Input rows:

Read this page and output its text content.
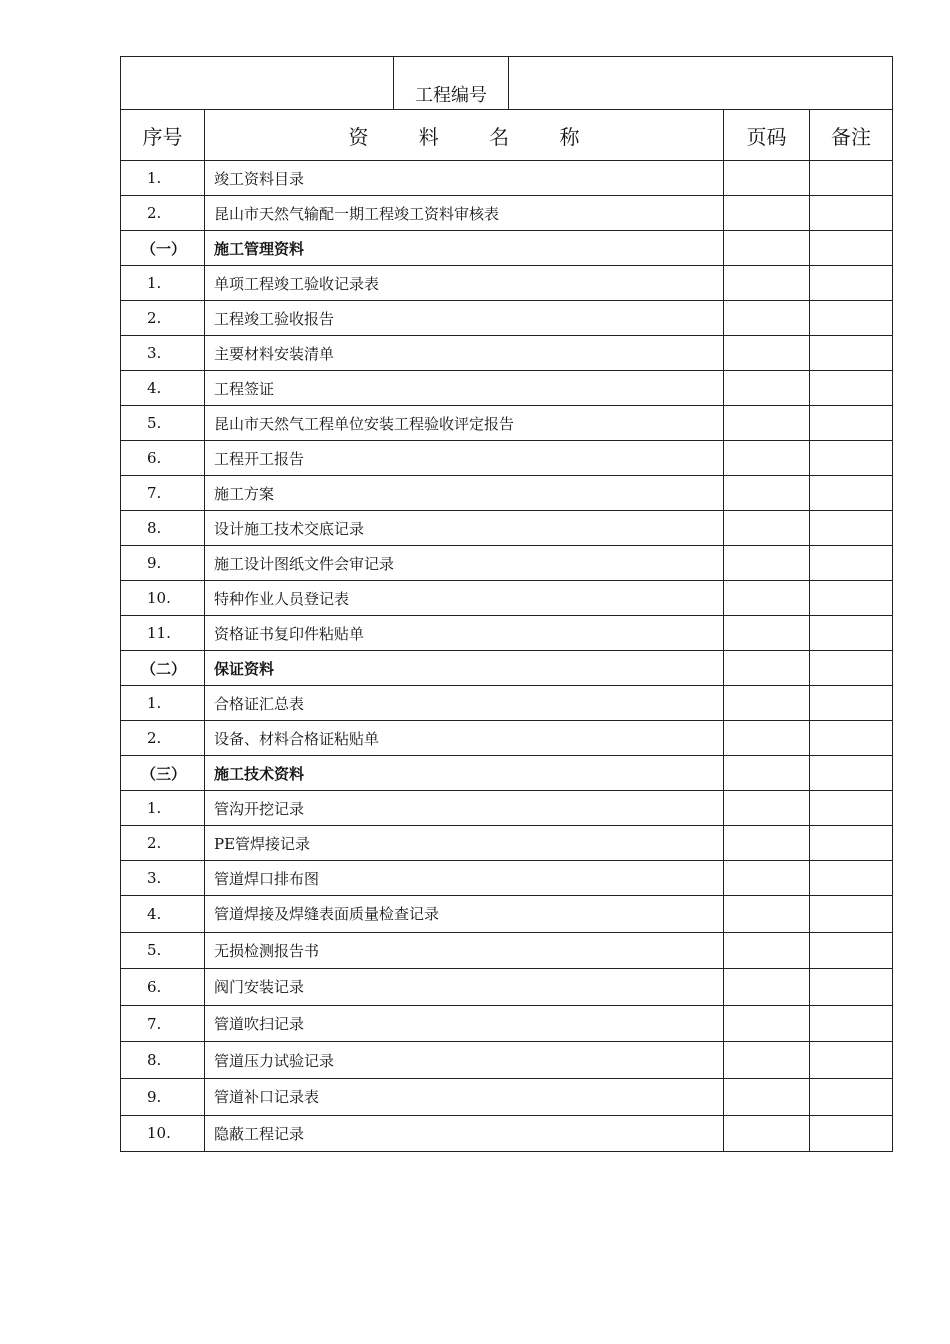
		工程编号			
序号	资 料 名 称			页码	备注
1.	竣工资料目录				
2.	昆山市天然气输配一期工程竣工资料审核表				
（一）	施工管理资料				
1.	单项工程竣工验收记录表				
2.	工程竣工验收报告				
3.	主要材料安装清单				
4.	工程签证				
5.	昆山市天然气工程单位安装工程验收评定报告				
6.	工程开工报告				
7.	施工方案				
8.	设计施工技术交底记录				
9.	施工设计图纸文件会审记录				
10.	特种作业人员登记表				
11.	资格证书复印件粘贴单				
（二）	保证资料				
1.	合格证汇总表				
2.	设备、材料合格证粘贴单				
（三）	施工技术资料				
1.	管沟开挖记录				
2.	PE管焊接记录				
3.	管道焊口排布图				
4.	管道焊接及焊缝表面质量检查记录				
5.	无损检测报告书				
6.	阀门安装记录				
7.	管道吹扫记录				
8.	管道压力试验记录				
9.	管道补口记录表				
10.	隐蔽工程记录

The problem: Pictures in the data above should not be copied; transcribe everything else exactly.

Task response:
Read this page and output its text content.
		工程编号			
序号	资 料 名 称			页码	备注
1.	竣工资料目录				
2.	昆山市天然气输配一期工程竣工资料审核表				
（一）	施工管理资料				
1.	单项工程竣工验收记录表				
2.	工程竣工验收报告				
3.	主要材料安装清单				
4.	工程签证				
5.	昆山市天然气工程单位安装工程验收评定报告				
6.	工程开工报告				
7.	施工方案				
8.	设计施工技术交底记录				
9.	施工设计图纸文件会审记录				
10.	特种作业人员登记表				
11.	资格证书复印件粘贴单				
（二）	保证资料				
1.	合格证汇总表				
2.	设备、材料合格证粘贴单				
（三）	施工技术资料				
1.	管沟开挖记录				
2.	PE管焊接记录				
3.	管道焊口排布图				
4.	管道焊接及焊缝表面质量检查记录				
5.	无损检测报告书				
6.	阀门安装记录				
7.	管道吹扫记录				
8.	管道压力试验记录				
9.	管道补口记录表				
10.	隐蔽工程记录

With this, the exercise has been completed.